Data items:

☆ ☆ ☆ ☆ ☆

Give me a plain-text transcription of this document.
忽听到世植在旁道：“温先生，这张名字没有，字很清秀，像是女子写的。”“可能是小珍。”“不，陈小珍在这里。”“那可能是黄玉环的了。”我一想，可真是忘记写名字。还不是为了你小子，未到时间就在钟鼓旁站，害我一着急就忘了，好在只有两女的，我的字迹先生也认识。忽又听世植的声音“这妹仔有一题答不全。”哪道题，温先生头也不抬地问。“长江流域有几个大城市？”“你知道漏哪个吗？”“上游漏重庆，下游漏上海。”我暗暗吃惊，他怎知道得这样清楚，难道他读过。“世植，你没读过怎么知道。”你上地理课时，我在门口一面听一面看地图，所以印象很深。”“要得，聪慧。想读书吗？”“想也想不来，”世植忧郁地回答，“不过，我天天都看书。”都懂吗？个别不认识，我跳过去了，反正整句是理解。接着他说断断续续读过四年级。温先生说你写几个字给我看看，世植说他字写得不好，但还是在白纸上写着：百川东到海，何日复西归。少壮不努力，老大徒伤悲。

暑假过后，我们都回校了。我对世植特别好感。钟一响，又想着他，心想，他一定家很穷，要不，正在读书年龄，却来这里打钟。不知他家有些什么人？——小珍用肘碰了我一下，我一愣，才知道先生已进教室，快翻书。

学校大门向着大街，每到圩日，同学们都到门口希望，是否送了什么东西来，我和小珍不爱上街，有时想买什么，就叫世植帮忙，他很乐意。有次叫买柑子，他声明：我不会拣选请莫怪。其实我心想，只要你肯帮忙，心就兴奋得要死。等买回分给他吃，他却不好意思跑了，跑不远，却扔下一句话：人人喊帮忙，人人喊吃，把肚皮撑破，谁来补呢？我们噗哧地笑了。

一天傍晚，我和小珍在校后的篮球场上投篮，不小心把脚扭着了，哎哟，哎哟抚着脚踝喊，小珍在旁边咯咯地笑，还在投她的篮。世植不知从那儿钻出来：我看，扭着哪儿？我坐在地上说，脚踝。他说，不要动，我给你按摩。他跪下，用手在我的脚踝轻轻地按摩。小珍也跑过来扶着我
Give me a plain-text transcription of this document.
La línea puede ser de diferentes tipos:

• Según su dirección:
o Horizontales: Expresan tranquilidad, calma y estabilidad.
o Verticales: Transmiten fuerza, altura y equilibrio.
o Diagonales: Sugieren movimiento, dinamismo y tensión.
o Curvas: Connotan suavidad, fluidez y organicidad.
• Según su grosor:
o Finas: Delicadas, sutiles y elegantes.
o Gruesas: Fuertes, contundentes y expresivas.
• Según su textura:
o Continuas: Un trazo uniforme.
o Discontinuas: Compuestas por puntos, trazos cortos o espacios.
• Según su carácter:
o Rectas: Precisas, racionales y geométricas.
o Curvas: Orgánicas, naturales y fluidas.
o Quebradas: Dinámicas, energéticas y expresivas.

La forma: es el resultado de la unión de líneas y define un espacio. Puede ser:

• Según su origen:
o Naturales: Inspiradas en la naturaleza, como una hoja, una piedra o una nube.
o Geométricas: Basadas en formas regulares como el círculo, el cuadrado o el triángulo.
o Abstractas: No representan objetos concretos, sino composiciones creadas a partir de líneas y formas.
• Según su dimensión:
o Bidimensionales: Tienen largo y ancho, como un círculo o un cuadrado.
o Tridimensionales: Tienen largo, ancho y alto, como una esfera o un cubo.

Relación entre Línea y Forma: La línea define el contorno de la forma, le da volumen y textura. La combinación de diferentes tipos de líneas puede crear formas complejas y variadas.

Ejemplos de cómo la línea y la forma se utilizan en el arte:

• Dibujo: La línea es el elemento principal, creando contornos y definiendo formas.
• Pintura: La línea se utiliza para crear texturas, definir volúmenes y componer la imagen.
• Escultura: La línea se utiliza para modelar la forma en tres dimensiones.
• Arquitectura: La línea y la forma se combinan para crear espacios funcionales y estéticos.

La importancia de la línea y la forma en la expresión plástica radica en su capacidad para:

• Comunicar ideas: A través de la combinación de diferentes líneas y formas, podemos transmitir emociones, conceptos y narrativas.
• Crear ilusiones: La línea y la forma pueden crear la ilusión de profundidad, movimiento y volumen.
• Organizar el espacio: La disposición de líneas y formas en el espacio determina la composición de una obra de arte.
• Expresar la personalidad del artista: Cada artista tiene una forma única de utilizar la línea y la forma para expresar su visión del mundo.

☆ ☆ ☆ ☆ ☆

Work required:
Extract the data in full. Keep it word for word.

Solution:
Give me a plain-text transcription of this document.
忽听到世植在旁道：“温先生，这张名字没有，字很清秀，像是女子写的。”“可能是小珍。”“不，陈小珍在这里。”“那可能是黄玉环的了。”我一想，可真是忘记写名字。还不是为了你小子，未到时间就在钟鼓旁站，害我一着急就忘了，好在只有两女的，我的字迹先生也认识。忽又听世植的声音“这妹仔有一题答不全。”哪道题，温先生头也不抬地问。“长江流域有几个大城市？”“你知道漏哪个吗？”“上游漏重庆，下游漏上海。”我暗暗吃惊，他怎知道得这样清楚，难道他读过。“世植，你没读过怎么知道。”你上地理课时，我在门口一面听一面看地图，所以印象很深。”“要得，聪慧。想读书吗？”“想也想不来，”世植忧郁地回答，“不过，我天天都看书。”都懂吗？个别不认识，我跳过去了，反正整句是理解。接着他说断断续续读过四年级。温先生说你写几个字给我看看，世植说他字写得不好，但还是在白纸上写着：百川东到海，何日复西归。少壮不努力，老大徒伤悲。

暑假过后，我们都回校了。我对世植特别好感。钟一响，又想着他，心想，他一定家很穷，要不，正在读书年龄，却来这里打钟。不知他家有些什么人？——小珍用肘碰了我一下，我一愣，才知道先生已进教室，快翻书。

学校大门向着大街，每到圩日，同学们都到门口希望，是否送了什么东西来，我和小珍不爱上街，有时想买什么，就叫世植帮忙，他很乐意。有次叫买柑子，他声明：我不会拣选请莫怪。其实我心想，只要你肯帮忙，心就兴奋得要死。等买回分给他吃，他却不好意思跑了，跑不远，却扔下一句话：人人喊帮忙，人人喊吃，把肚皮撑破，谁来补呢？我们噗哧地笑了。

一天傍晚，我和小珍在校后的篮球场上投篮，不小心把脚扭着了，哎哟，哎哟抚着脚踝喊，小珍在旁边咯咯地笑，还在投她的篮。世植不知从那儿钻出来：我看，扭着哪儿？我坐在地上说，脚踝。他说，不要动，我给你按摩。他跪下，用手在我的脚踝轻轻地按摩。小珍也跑过来扶着我
Give me a plain-text transcription of this document.
La línea puede ser de diferentes tipos:

• Según su dirección:
o Horizontales: Expresan tranquilidad, calma y estabilidad.
o Verticales: Transmiten fuerza, altura y equilibrio.
o Diagonales: Sugieren movimiento, dinamismo y tensión.
o Curvas: Connotan suavidad, fluidez y organicidad.
• Según su grosor:
o Finas: Delicadas, sutiles y elegantes.
o Gruesas: Fuertes, contundentes y expresivas.
• Según su textura:
o Continuas: Un trazo uniforme.
o Discontinuas: Compuestas por puntos, trazos cortos o espacios.
• Según su carácter:
o Rectas: Precisas, racionales y geométricas.
o Curvas: Orgánicas, naturales y fluidas.
o Quebradas: Dinámicas, energéticas y expresivas.

La forma: es el resultado de la unión de líneas y define un espacio. Puede ser:

• Según su origen:
o Naturales: Inspiradas en la naturaleza, como una hoja, una piedra o una nube.
o Geométricas: Basadas en formas regulares como el círculo, el cuadrado o el triángulo.
o Abstractas: No representan objetos concretos, sino composiciones creadas a partir de líneas y formas.
• Según su dimensión:
o Bidimensionales: Tienen largo y ancho, como un círculo o un cuadrado.
o Tridimensionales: Tienen largo, ancho y alto, como una esfera o un cubo.

Relación entre Línea y Forma: La línea define el contorno de la forma, le da volumen y textura. La combinación de diferentes tipos de líneas puede crear formas complejas y variadas.

Ejemplos de cómo la línea y la forma se utilizan en el arte:

• Dibujo: La línea es el elemento principal, creando contornos y definiendo formas.
• Pintura: La línea se utiliza para crear texturas, definir volúmenes y componer la imagen.
• Escultura: La línea se utiliza para modelar la forma en tres dimensiones.
• Arquitectura: La línea y la forma se combinan para crear espacios funcionales y estéticos.

La importancia de la línea y la forma en la expresión plástica radica en su capacidad para:

• Comunicar ideas: A través de la combinación de diferentes líneas y formas, podemos transmitir emociones, conceptos y narrativas.
• Crear ilusiones: La línea y la forma pueden crear la ilusión de profundidad, movimiento y volumen.
• Organizar el espacio: La disposición de líneas y formas en el espacio determina la composición de una obra de arte.
• Expresar la personalidad del artista: Cada artista tiene una forma única de utilizar la línea y la forma para expresar su visión del mundo.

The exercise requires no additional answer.